Task details: Exclude the pictures, then copy all remaining records exactly.

Dataset items:

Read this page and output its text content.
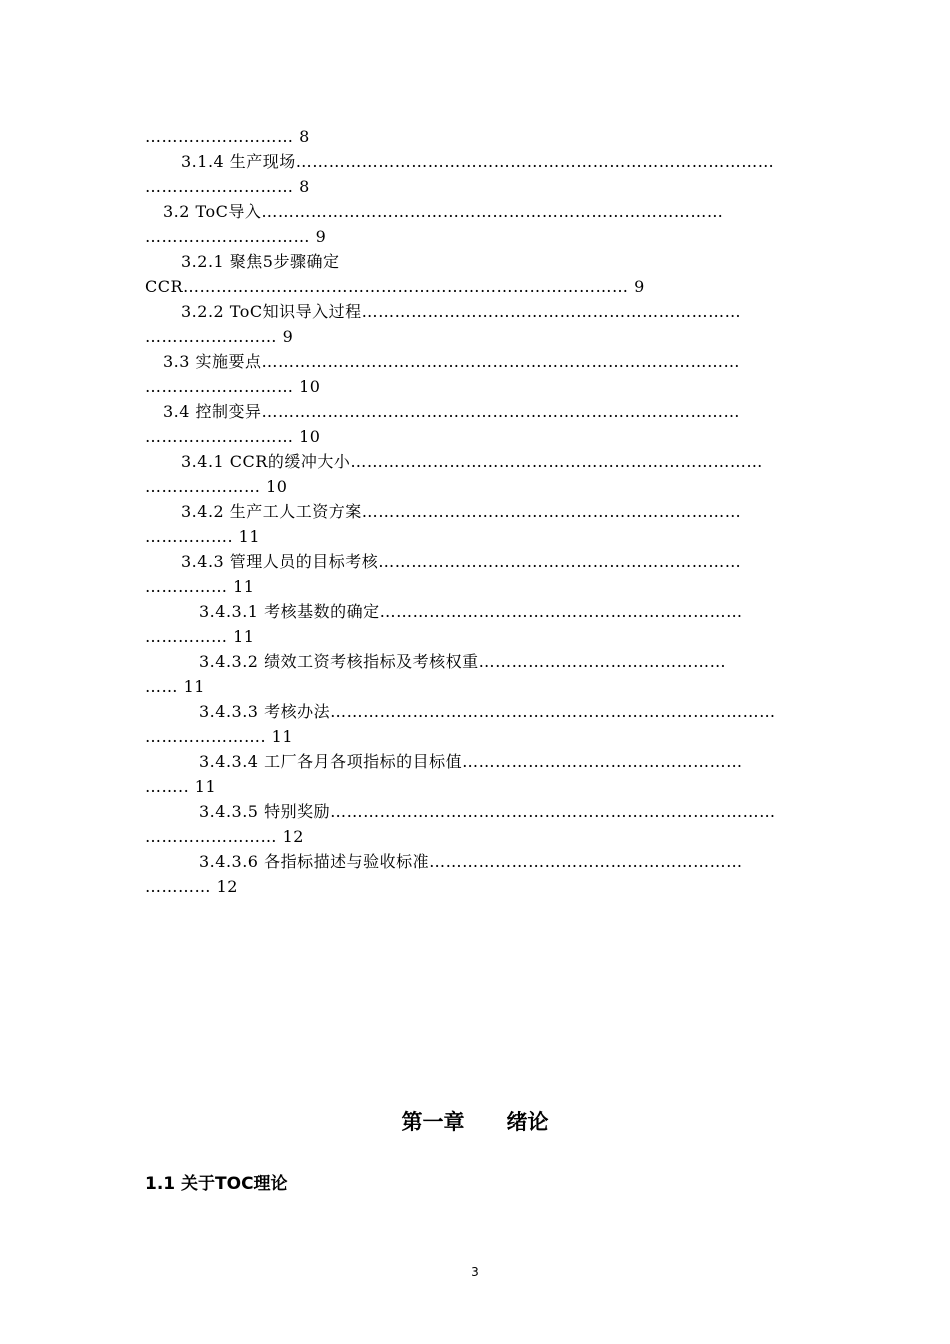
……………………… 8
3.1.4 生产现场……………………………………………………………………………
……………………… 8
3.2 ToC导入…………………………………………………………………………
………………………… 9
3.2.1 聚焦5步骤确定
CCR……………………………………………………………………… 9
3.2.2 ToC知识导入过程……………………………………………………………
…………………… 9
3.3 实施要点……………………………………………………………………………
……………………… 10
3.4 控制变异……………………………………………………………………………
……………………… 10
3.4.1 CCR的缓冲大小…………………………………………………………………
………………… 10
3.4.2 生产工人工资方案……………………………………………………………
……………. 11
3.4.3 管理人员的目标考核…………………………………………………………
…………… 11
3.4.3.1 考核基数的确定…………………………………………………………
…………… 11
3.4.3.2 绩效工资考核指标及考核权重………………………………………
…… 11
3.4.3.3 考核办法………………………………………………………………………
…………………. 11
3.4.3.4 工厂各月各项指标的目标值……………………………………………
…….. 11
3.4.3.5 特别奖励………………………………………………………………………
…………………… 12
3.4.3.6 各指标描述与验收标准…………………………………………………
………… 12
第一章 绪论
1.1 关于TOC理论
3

Task answer:
Read this page and output its text content.
……………………… 8
3.1.4 生产现场……………………………………………………………………………
……………………… 8
3.2 ToC导入…………………………………………………………………………
………………………… 9
3.2.1 聚焦5步骤确定
CCR……………………………………………………………………… 9
3.2.2 ToC知识导入过程……………………………………………………………
…………………… 9
3.3 实施要点……………………………………………………………………………
……………………… 10
3.4 控制变异……………………………………………………………………………
……………………… 10
3.4.1 CCR的缓冲大小…………………………………………………………………
………………… 10
3.4.2 生产工人工资方案……………………………………………………………
……………. 11
3.4.3 管理人员的目标考核…………………………………………………………
…………… 11
3.4.3.1 考核基数的确定…………………………………………………………
…………… 11
3.4.3.2 绩效工资考核指标及考核权重………………………………………
…… 11
3.4.3.3 考核办法………………………………………………………………………
…………………. 11
3.4.3.4 工厂各月各项指标的目标值……………………………………………
…….. 11
3.4.3.5 特别奖励………………………………………………………………………
…………………… 12
3.4.3.6 各指标描述与验收标准…………………………………………………
………… 12
第一章 绪论
1.1 关于TOC理论
3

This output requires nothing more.